%%

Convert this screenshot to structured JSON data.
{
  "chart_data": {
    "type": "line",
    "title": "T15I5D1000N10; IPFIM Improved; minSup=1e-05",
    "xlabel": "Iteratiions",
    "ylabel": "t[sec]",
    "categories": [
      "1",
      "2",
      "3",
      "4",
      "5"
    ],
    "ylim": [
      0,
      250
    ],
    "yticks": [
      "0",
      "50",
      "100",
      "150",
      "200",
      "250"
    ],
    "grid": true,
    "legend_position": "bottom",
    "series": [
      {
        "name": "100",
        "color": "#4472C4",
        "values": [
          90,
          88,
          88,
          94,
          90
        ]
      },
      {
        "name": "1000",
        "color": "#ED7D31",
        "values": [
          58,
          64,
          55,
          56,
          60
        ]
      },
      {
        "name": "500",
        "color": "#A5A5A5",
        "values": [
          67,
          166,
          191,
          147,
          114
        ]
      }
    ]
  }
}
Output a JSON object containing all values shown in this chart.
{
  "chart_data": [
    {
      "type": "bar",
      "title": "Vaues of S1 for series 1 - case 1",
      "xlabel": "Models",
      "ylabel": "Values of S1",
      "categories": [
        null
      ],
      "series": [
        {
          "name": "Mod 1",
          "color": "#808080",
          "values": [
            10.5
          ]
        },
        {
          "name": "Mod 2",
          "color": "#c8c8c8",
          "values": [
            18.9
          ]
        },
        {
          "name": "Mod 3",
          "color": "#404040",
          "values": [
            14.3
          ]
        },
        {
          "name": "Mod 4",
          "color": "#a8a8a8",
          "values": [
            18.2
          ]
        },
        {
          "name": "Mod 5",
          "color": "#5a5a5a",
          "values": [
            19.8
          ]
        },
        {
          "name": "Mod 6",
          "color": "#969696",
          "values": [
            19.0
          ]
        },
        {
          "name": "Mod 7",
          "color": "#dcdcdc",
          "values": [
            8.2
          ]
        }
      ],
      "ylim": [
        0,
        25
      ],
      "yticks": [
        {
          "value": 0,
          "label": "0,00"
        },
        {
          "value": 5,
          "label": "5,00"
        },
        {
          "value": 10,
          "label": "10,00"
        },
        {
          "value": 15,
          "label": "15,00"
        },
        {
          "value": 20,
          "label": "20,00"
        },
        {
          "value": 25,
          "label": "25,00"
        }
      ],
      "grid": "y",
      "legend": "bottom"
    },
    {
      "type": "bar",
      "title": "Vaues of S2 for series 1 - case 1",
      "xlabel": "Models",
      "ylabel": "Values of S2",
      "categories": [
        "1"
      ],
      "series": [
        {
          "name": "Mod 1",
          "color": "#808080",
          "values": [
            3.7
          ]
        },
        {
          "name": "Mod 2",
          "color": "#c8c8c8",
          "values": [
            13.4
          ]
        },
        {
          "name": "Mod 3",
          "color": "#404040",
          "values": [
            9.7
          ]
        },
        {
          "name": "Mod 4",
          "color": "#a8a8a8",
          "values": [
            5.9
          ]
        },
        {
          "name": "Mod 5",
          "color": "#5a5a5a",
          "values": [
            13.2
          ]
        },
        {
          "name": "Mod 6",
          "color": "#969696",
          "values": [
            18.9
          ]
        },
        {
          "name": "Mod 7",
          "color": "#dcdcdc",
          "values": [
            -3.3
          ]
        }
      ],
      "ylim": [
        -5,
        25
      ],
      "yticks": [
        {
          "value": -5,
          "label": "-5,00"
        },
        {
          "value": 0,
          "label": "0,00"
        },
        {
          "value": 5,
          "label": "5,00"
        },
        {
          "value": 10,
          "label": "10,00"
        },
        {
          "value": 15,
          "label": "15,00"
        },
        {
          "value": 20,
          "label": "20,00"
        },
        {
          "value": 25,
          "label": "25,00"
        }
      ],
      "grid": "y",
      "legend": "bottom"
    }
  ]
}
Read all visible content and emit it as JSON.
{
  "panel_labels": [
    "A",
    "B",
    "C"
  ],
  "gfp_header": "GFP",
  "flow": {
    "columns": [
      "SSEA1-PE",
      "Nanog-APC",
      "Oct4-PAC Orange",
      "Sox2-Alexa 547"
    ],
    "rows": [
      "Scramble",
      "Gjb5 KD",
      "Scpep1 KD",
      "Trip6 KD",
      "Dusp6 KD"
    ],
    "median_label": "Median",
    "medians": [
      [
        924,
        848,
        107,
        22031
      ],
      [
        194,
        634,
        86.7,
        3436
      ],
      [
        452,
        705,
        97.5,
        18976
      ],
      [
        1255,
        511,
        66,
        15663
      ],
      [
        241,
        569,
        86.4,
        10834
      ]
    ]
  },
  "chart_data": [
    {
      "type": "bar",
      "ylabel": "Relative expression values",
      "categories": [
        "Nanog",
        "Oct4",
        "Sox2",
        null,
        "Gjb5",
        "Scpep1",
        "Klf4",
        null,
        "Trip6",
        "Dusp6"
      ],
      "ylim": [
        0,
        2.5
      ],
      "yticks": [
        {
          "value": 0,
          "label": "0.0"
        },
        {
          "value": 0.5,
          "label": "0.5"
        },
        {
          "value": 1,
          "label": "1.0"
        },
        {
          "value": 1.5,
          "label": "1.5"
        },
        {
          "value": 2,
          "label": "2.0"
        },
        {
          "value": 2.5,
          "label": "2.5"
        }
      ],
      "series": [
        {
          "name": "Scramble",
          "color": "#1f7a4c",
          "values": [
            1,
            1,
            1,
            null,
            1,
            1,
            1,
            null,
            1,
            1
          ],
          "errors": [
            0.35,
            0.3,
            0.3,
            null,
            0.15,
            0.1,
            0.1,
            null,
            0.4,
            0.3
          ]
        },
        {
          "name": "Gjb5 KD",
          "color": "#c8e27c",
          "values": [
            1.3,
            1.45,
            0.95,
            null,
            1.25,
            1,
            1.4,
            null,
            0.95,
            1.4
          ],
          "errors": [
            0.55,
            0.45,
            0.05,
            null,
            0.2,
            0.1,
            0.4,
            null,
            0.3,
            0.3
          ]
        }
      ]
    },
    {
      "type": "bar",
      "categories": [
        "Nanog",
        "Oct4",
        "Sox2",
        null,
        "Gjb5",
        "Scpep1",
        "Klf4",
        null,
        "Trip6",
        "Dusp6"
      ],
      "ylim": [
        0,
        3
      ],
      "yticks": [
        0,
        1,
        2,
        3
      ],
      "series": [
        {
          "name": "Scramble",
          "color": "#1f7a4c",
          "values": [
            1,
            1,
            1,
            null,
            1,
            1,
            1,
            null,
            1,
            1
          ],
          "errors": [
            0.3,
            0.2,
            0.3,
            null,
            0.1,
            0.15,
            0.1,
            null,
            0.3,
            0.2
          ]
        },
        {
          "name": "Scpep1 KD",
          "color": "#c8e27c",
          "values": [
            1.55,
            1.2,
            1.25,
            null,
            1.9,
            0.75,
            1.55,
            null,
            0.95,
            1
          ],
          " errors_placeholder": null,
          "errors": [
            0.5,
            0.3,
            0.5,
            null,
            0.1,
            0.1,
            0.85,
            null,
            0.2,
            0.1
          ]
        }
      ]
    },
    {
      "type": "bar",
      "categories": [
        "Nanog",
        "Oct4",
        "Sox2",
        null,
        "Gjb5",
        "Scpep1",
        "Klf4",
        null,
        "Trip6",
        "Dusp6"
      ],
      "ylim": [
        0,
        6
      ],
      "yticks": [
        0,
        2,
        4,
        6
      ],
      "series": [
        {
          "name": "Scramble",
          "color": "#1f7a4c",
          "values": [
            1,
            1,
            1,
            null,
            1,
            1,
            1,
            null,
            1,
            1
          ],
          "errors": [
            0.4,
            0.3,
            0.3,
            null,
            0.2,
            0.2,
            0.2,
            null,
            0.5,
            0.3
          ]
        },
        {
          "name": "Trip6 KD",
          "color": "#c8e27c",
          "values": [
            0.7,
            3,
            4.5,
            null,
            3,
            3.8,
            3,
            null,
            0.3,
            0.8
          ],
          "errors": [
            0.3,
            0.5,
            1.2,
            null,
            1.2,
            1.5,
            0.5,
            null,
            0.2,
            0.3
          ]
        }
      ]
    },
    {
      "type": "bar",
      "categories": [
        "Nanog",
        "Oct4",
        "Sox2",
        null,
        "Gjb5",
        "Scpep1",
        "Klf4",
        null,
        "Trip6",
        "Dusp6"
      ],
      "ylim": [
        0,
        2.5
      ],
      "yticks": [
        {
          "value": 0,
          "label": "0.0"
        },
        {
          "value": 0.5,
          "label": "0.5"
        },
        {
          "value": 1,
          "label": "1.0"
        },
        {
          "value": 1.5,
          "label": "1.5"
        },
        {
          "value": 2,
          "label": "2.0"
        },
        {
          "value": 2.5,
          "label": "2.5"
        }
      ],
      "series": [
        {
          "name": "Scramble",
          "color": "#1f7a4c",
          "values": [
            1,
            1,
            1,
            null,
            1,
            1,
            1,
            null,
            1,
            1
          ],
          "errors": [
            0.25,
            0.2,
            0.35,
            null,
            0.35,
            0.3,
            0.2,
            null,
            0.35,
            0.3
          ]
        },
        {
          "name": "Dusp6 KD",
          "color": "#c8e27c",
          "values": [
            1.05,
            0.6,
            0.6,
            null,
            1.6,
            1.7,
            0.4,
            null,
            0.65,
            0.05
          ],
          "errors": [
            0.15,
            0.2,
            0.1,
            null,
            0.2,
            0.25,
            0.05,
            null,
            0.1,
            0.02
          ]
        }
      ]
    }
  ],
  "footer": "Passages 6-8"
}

%%

Copy and report every line where the word "Vaues" is present.

      "title": "Vaues of S1 for series 1 - case 1",
      "title": "Vaues of S2 for series 1 - case 1",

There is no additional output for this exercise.